== TASK STATEMENT ==
Pull every line containing "обязательных" from the entries.

· · · · ·

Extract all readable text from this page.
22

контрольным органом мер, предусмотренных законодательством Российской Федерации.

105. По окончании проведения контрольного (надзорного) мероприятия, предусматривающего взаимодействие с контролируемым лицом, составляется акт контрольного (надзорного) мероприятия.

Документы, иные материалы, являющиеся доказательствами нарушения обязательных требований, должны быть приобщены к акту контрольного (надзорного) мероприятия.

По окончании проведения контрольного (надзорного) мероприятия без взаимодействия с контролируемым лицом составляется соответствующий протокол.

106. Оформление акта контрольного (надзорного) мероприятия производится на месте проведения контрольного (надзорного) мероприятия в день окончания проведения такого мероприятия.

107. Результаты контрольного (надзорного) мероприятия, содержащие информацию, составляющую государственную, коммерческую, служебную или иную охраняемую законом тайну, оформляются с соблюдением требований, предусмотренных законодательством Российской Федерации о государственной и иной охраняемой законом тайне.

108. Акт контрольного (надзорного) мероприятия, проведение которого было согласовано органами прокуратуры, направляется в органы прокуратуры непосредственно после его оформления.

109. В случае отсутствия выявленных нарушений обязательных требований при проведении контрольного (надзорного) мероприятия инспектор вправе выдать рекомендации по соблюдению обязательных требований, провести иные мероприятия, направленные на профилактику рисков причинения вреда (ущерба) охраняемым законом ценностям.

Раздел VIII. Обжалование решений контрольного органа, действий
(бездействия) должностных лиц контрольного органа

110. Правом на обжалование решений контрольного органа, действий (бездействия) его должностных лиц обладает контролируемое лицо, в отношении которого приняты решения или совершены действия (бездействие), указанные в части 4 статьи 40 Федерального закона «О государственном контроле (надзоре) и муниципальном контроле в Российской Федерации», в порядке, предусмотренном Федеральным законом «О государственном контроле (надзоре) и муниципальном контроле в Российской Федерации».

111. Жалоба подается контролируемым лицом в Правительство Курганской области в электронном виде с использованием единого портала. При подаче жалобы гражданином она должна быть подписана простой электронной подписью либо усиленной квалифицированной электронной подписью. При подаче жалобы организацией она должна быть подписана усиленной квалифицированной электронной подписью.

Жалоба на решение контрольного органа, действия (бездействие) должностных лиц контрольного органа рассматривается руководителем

· · · · ·

== WRITTEN SOLUTION ==
Документы, иные материалы, являющиеся доказательствами нарушения обязательных требований, должны быть приобщены к акту контрольного (надзорного) мероприятия.
109. В случае отсутствия выявленных нарушений обязательных требований при проведении контрольного (надзорного) мероприятия инспектор вправе выдать рекомендации по соблюдению обязательных требований, провести иные мероприятия, направленные на профилактику рисков причинения вреда (ущерба) охраняемым законом ценностям.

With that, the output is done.